-- Set task --
Copy out each line exactly as it appears.

-- Records supplied --
'''
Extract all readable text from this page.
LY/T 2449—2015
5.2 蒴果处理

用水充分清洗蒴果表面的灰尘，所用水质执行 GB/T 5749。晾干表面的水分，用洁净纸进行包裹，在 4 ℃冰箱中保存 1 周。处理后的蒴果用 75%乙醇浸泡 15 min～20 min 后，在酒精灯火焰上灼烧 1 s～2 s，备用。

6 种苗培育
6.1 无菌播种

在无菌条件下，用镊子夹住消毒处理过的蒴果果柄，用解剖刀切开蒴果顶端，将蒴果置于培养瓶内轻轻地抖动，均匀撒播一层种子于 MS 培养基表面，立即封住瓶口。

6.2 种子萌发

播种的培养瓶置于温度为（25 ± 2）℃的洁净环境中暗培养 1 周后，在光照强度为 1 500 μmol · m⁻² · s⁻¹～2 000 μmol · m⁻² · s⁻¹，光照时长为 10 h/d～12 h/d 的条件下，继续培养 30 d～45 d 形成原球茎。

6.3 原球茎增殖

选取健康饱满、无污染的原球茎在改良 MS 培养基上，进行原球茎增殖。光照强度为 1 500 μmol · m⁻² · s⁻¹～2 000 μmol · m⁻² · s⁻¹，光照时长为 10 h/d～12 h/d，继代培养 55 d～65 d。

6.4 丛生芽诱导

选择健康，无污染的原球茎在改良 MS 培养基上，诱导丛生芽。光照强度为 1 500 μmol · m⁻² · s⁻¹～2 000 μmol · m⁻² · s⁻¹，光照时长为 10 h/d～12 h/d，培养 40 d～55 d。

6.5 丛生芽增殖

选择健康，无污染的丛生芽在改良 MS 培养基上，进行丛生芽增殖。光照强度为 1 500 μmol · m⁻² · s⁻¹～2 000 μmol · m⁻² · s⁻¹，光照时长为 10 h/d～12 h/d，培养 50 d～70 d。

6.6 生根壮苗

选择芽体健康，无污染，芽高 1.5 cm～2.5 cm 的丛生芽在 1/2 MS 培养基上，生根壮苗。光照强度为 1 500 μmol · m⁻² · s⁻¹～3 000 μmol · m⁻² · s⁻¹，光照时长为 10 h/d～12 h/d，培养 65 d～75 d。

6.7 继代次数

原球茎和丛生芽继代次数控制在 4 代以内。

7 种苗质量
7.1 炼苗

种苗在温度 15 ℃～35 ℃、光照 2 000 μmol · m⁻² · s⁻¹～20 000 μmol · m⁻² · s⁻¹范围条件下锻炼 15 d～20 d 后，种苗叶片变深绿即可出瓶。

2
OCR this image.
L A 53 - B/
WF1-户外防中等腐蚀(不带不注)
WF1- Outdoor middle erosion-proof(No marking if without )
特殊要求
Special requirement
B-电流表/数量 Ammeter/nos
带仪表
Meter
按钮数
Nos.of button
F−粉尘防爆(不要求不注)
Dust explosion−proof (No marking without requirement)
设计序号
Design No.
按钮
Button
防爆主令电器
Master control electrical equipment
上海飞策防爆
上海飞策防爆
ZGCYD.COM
'''
-- Result --
Extract all readable text from this page.
LY/T 2449—2015
5.2 蒴果处理

用水充分清洗蒴果表面的灰尘，所用水质执行 GB/T 5749。晾干表面的水分，用洁净纸进行包裹，在 4 ℃冰箱中保存 1 周。处理后的蒴果用 75%乙醇浸泡 15 min～20 min 后，在酒精灯火焰上灼烧 1 s～2 s，备用。

6 种苗培育
6.1 无菌播种

在无菌条件下，用镊子夹住消毒处理过的蒴果果柄，用解剖刀切开蒴果顶端，将蒴果置于培养瓶内轻轻地抖动，均匀撒播一层种子于 MS 培养基表面，立即封住瓶口。

6.2 种子萌发

播种的培养瓶置于温度为（25 ± 2）℃的洁净环境中暗培养 1 周后，在光照强度为 1 500 μmol · m⁻² · s⁻¹～2 000 μmol · m⁻² · s⁻¹，光照时长为 10 h/d～12 h/d 的条件下，继续培养 30 d～45 d 形成原球茎。

6.3 原球茎增殖

选取健康饱满、无污染的原球茎在改良 MS 培养基上，进行原球茎增殖。光照强度为 1 500 μmol · m⁻² · s⁻¹～2 000 μmol · m⁻² · s⁻¹，光照时长为 10 h/d～12 h/d，继代培养 55 d～65 d。

6.4 丛生芽诱导

选择健康，无污染的原球茎在改良 MS 培养基上，诱导丛生芽。光照强度为 1 500 μmol · m⁻² · s⁻¹～2 000 μmol · m⁻² · s⁻¹，光照时长为 10 h/d～12 h/d，培养 40 d～55 d。

6.5 丛生芽增殖

选择健康，无污染的丛生芽在改良 MS 培养基上，进行丛生芽增殖。光照强度为 1 500 μmol · m⁻² · s⁻¹～2 000 μmol · m⁻² · s⁻¹，光照时长为 10 h/d～12 h/d，培养 50 d～70 d。

6.6 生根壮苗

选择芽体健康，无污染，芽高 1.5 cm～2.5 cm 的丛生芽在 1/2 MS 培养基上，生根壮苗。光照强度为 1 500 μmol · m⁻² · s⁻¹～3 000 μmol · m⁻² · s⁻¹，光照时长为 10 h/d～12 h/d，培养 65 d～75 d。

6.7 继代次数

原球茎和丛生芽继代次数控制在 4 代以内。

7 种苗质量
7.1 炼苗

种苗在温度 15 ℃～35 ℃、光照 2 000 μmol · m⁻² · s⁻¹～20 000 μmol · m⁻² · s⁻¹范围条件下锻炼 15 d～20 d 后，种苗叶片变深绿即可出瓶。

2
OCR this image.
L A 53 - B/
WF1-户外防中等腐蚀(不带不注)
WF1- Outdoor middle erosion-proof(No marking if without )
特殊要求
Special requirement
B-电流表/数量 Ammeter/nos
带仪表
Meter
按钮数
Nos.of button
F−粉尘防爆(不要求不注)
Dust explosion−proof (No marking without requirement)
设计序号
Design No.
按钮
Button
防爆主令电器
Master control electrical equipment
上海飞策防爆
上海飞策防爆
ZGCYD.COM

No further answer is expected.